Every line of the material is to be repeated exactly as it stands.

** Start **

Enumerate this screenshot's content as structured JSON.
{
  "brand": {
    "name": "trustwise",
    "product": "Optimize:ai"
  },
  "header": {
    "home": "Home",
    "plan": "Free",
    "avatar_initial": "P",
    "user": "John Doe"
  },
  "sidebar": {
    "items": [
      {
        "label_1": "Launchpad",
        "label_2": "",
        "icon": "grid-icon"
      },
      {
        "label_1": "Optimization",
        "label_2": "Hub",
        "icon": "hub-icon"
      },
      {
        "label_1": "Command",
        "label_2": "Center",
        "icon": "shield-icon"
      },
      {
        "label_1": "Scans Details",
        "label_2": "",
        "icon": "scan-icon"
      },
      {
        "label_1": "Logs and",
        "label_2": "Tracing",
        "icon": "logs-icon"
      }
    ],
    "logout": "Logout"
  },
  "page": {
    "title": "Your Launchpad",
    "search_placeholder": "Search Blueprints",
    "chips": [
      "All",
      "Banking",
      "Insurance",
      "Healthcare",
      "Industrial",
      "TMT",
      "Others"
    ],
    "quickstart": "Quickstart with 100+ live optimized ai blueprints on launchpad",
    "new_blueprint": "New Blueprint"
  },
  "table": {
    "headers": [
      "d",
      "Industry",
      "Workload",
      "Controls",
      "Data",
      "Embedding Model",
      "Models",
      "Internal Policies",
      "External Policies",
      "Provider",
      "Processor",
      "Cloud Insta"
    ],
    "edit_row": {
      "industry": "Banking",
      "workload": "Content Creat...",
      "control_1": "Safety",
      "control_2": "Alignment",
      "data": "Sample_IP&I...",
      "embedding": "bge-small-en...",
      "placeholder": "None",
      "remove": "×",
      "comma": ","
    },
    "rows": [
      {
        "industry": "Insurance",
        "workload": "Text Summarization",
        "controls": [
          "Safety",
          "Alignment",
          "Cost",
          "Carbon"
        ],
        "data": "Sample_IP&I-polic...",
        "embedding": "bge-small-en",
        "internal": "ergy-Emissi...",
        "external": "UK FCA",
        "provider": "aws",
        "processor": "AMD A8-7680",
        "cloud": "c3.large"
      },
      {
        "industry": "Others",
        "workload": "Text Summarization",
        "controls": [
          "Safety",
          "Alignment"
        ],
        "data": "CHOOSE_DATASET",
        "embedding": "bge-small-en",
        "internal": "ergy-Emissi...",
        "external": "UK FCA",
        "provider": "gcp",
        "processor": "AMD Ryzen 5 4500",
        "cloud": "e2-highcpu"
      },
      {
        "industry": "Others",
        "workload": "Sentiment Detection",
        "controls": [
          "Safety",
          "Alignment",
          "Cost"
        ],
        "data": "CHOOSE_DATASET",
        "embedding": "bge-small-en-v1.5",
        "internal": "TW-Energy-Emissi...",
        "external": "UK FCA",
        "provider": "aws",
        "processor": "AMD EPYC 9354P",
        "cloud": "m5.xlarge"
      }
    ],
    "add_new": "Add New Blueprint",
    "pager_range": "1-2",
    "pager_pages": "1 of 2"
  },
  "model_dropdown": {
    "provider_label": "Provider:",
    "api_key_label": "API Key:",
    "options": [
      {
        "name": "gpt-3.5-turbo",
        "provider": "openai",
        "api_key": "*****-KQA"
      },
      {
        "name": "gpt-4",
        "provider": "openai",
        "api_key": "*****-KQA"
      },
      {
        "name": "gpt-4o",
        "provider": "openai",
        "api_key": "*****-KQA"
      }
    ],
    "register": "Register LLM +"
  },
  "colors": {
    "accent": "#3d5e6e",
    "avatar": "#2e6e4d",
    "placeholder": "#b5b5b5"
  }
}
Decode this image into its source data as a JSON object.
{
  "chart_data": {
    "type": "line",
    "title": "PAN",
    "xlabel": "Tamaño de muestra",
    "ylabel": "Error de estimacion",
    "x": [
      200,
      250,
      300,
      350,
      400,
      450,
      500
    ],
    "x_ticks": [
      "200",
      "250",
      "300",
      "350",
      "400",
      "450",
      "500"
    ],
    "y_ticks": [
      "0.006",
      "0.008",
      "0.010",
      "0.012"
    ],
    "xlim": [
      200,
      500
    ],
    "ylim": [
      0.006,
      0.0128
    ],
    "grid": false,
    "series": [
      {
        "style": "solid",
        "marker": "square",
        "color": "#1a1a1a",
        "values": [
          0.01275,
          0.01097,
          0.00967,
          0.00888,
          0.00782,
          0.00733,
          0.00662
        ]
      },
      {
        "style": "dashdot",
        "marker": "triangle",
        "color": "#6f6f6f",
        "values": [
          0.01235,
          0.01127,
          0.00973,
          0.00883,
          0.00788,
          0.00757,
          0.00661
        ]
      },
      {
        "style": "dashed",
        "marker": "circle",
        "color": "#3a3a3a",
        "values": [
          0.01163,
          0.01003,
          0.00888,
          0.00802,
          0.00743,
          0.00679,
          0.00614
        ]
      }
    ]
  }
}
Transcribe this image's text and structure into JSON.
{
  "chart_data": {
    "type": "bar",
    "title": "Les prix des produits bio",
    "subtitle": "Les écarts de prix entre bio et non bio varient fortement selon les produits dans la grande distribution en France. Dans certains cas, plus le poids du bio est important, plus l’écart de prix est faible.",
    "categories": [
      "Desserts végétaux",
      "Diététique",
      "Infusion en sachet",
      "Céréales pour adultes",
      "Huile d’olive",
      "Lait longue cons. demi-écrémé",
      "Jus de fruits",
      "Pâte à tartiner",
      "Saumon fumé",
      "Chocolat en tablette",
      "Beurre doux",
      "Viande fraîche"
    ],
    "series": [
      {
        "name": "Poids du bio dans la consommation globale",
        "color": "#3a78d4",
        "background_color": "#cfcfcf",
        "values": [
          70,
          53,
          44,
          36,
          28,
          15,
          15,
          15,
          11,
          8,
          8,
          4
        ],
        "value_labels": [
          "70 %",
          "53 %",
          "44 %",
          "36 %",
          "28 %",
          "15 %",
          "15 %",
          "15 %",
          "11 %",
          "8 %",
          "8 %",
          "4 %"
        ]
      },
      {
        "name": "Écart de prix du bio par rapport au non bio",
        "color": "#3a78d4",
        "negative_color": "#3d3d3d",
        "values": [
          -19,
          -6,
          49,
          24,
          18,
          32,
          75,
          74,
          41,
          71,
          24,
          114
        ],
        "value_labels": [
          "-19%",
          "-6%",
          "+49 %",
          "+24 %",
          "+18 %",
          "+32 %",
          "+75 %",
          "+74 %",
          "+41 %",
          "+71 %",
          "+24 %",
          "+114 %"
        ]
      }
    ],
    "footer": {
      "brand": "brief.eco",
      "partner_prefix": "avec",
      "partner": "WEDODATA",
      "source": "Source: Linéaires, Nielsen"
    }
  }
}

** End **

> **RESPONSE**
Enumerate this screenshot's content as structured JSON.
{
  "brand": {
    "name": "trustwise",
    "product": "Optimize:ai"
  },
  "header": {
    "home": "Home",
    "plan": "Free",
    "avatar_initial": "P",
    "user": "John Doe"
  },
  "sidebar": {
    "items": [
      {
        "label_1": "Launchpad",
        "label_2": "",
        "icon": "grid-icon"
      },
      {
        "label_1": "Optimization",
        "label_2": "Hub",
        "icon": "hub-icon"
      },
      {
        "label_1": "Command",
        "label_2": "Center",
        "icon": "shield-icon"
      },
      {
        "label_1": "Scans Details",
        "label_2": "",
        "icon": "scan-icon"
      },
      {
        "label_1": "Logs and",
        "label_2": "Tracing",
        "icon": "logs-icon"
      }
    ],
    "logout": "Logout"
  },
  "page": {
    "title": "Your Launchpad",
    "search_placeholder": "Search Blueprints",
    "chips": [
      "All",
      "Banking",
      "Insurance",
      "Healthcare",
      "Industrial",
      "TMT",
      "Others"
    ],
    "quickstart": "Quickstart with 100+ live optimized ai blueprints on launchpad",
    "new_blueprint": "New Blueprint"
  },
  "table": {
    "headers": [
      "d",
      "Industry",
      "Workload",
      "Controls",
      "Data",
      "Embedding Model",
      "Models",
      "Internal Policies",
      "External Policies",
      "Provider",
      "Processor",
      "Cloud Insta"
    ],
    "edit_row": {
      "industry": "Banking",
      "workload": "Content Creat...",
      "control_1": "Safety",
      "control_2": "Alignment",
      "data": "Sample_IP&I...",
      "embedding": "bge-small-en...",
      "placeholder": "None",
      "remove": "×",
      "comma": ","
    },
    "rows": [
      {
        "industry": "Insurance",
        "workload": "Text Summarization",
        "controls": [
          "Safety",
          "Alignment",
          "Cost",
          "Carbon"
        ],
        "data": "Sample_IP&I-polic...",
        "embedding": "bge-small-en",
        "internal": "ergy-Emissi...",
        "external": "UK FCA",
        "provider": "aws",
        "processor": "AMD A8-7680",
        "cloud": "c3.large"
      },
      {
        "industry": "Others",
        "workload": "Text Summarization",
        "controls": [
          "Safety",
          "Alignment"
        ],
        "data": "CHOOSE_DATASET",
        "embedding": "bge-small-en",
        "internal": "ergy-Emissi...",
        "external": "UK FCA",
        "provider": "gcp",
        "processor": "AMD Ryzen 5 4500",
        "cloud": "e2-highcpu"
      },
      {
        "industry": "Others",
        "workload": "Sentiment Detection",
        "controls": [
          "Safety",
          "Alignment",
          "Cost"
        ],
        "data": "CHOOSE_DATASET",
        "embedding": "bge-small-en-v1.5",
        "internal": "TW-Energy-Emissi...",
        "external": "UK FCA",
        "provider": "aws",
        "processor": "AMD EPYC 9354P",
        "cloud": "m5.xlarge"
      }
    ],
    "add_new": "Add New Blueprint",
    "pager_range": "1-2",
    "pager_pages": "1 of 2"
  },
  "model_dropdown": {
    "provider_label": "Provider:",
    "api_key_label": "API Key:",
    "options": [
      {
        "name": "gpt-3.5-turbo",
        "provider": "openai",
        "api_key": "*****-KQA"
      },
      {
        "name": "gpt-4",
        "provider": "openai",
        "api_key": "*****-KQA"
      },
      {
        "name": "gpt-4o",
        "provider": "openai",
        "api_key": "*****-KQA"
      }
    ],
    "register": "Register LLM +"
  },
  "colors": {
    "accent": "#3d5e6e",
    "avatar": "#2e6e4d",
    "placeholder": "#b5b5b5"
  }
}
Decode this image into its source data as a JSON object.
{
  "chart_data": {
    "type": "line",
    "title": "PAN",
    "xlabel": "Tamaño de muestra",
    "ylabel": "Error de estimacion",
    "x": [
      200,
      250,
      300,
      350,
      400,
      450,
      500
    ],
    "x_ticks": [
      "200",
      "250",
      "300",
      "350",
      "400",
      "450",
      "500"
    ],
    "y_ticks": [
      "0.006",
      "0.008",
      "0.010",
      "0.012"
    ],
    "xlim": [
      200,
      500
    ],
    "ylim": [
      0.006,
      0.0128
    ],
    "grid": false,
    "series": [
      {
        "style": "solid",
        "marker": "square",
        "color": "#1a1a1a",
        "values": [
          0.01275,
          0.01097,
          0.00967,
          0.00888,
          0.00782,
          0.00733,
          0.00662
        ]
      },
      {
        "style": "dashdot",
        "marker": "triangle",
        "color": "#6f6f6f",
        "values": [
          0.01235,
          0.01127,
          0.00973,
          0.00883,
          0.00788,
          0.00757,
          0.00661
        ]
      },
      {
        "style": "dashed",
        "marker": "circle",
        "color": "#3a3a3a",
        "values": [
          0.01163,
          0.01003,
          0.00888,
          0.00802,
          0.00743,
          0.00679,
          0.00614
        ]
      }
    ]
  }
}
Transcribe this image's text and structure into JSON.
{
  "chart_data": {
    "type": "bar",
    "title": "Les prix des produits bio",
    "subtitle": "Les écarts de prix entre bio et non bio varient fortement selon les produits dans la grande distribution en France. Dans certains cas, plus le poids du bio est important, plus l’écart de prix est faible.",
    "categories": [
      "Desserts végétaux",
      "Diététique",
      "Infusion en sachet",
      "Céréales pour adultes",
      "Huile d’olive",
      "Lait longue cons. demi-écrémé",
      "Jus de fruits",
      "Pâte à tartiner",
      "Saumon fumé",
      "Chocolat en tablette",
      "Beurre doux",
      "Viande fraîche"
    ],
    "series": [
      {
        "name": "Poids du bio dans la consommation globale",
        "color": "#3a78d4",
        "background_color": "#cfcfcf",
        "values": [
          70,
          53,
          44,
          36,
          28,
          15,
          15,
          15,
          11,
          8,
          8,
          4
        ],
        "value_labels": [
          "70 %",
          "53 %",
          "44 %",
          "36 %",
          "28 %",
          "15 %",
          "15 %",
          "15 %",
          "11 %",
          "8 %",
          "8 %",
          "4 %"
        ]
      },
      {
        "name": "Écart de prix du bio par rapport au non bio",
        "color": "#3a78d4",
        "negative_color": "#3d3d3d",
        "values": [
          -19,
          -6,
          49,
          24,
          18,
          32,
          75,
          74,
          41,
          71,
          24,
          114
        ],
        "value_labels": [
          "-19%",
          "-6%",
          "+49 %",
          "+24 %",
          "+18 %",
          "+32 %",
          "+75 %",
          "+74 %",
          "+41 %",
          "+71 %",
          "+24 %",
          "+114 %"
        ]
      }
    ],
    "footer": {
      "brand": "brief.eco",
      "partner_prefix": "avec",
      "partner": "WEDODATA",
      "source": "Source: Linéaires, Nielsen"
    }
  }
}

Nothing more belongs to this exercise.